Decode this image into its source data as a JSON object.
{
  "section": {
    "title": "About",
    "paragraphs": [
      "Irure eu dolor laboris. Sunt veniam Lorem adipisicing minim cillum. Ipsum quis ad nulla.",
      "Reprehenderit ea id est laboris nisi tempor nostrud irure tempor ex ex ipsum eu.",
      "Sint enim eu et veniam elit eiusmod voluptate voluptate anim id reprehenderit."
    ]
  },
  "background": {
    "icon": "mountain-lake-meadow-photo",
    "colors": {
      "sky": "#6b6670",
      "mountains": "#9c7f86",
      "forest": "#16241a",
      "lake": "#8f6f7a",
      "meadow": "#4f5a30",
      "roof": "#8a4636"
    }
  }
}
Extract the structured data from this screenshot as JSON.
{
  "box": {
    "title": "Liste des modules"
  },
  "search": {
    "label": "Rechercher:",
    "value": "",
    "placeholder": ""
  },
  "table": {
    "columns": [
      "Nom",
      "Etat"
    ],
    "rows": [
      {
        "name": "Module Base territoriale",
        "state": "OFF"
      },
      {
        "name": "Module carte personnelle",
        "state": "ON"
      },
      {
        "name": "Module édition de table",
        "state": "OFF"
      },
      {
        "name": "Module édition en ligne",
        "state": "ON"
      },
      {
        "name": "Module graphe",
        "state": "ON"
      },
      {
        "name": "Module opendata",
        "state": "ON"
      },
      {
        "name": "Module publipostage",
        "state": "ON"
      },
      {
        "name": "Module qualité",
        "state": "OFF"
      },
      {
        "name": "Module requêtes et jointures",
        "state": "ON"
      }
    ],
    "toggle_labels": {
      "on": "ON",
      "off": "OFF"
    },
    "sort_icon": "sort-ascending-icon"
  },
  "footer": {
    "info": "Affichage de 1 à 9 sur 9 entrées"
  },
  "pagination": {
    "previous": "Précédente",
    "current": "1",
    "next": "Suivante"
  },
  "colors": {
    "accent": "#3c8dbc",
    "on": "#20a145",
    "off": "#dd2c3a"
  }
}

# # # # #

# PROBLEM:
From the line containing "Extract the structured" down to the final line of the data, write out every line exactly; both the first and last of these belong in your answer, and nothing else does.

# ANSWER TO THE TASK:
Extract the structured data from this screenshot as JSON.
{
  "box": {
    "title": "Liste des modules"
  },
  "search": {
    "label": "Rechercher:",
    "value": "",
    "placeholder": ""
  },
  "table": {
    "columns": [
      "Nom",
      "Etat"
    ],
    "rows": [
      {
        "name": "Module Base territoriale",
        "state": "OFF"
      },
      {
        "name": "Module carte personnelle",
        "state": "ON"
      },
      {
        "name": "Module édition de table",
        "state": "OFF"
      },
      {
        "name": "Module édition en ligne",
        "state": "ON"
      },
      {
        "name": "Module graphe",
        "state": "ON"
      },
      {
        "name": "Module opendata",
        "state": "ON"
      },
      {
        "name": "Module publipostage",
        "state": "ON"
      },
      {
        "name": "Module qualité",
        "state": "OFF"
      },
      {
        "name": "Module requêtes et jointures",
        "state": "ON"
      }
    ],
    "toggle_labels": {
      "on": "ON",
      "off": "OFF"
    },
    "sort_icon": "sort-ascending-icon"
  },
  "footer": {
    "info": "Affichage de 1 à 9 sur 9 entrées"
  },
  "pagination": {
    "previous": "Précédente",
    "current": "1",
    "next": "Suivante"
  },
  "colors": {
    "accent": "#3c8dbc",
    "on": "#20a145",
    "off": "#dd2c3a"
  }
}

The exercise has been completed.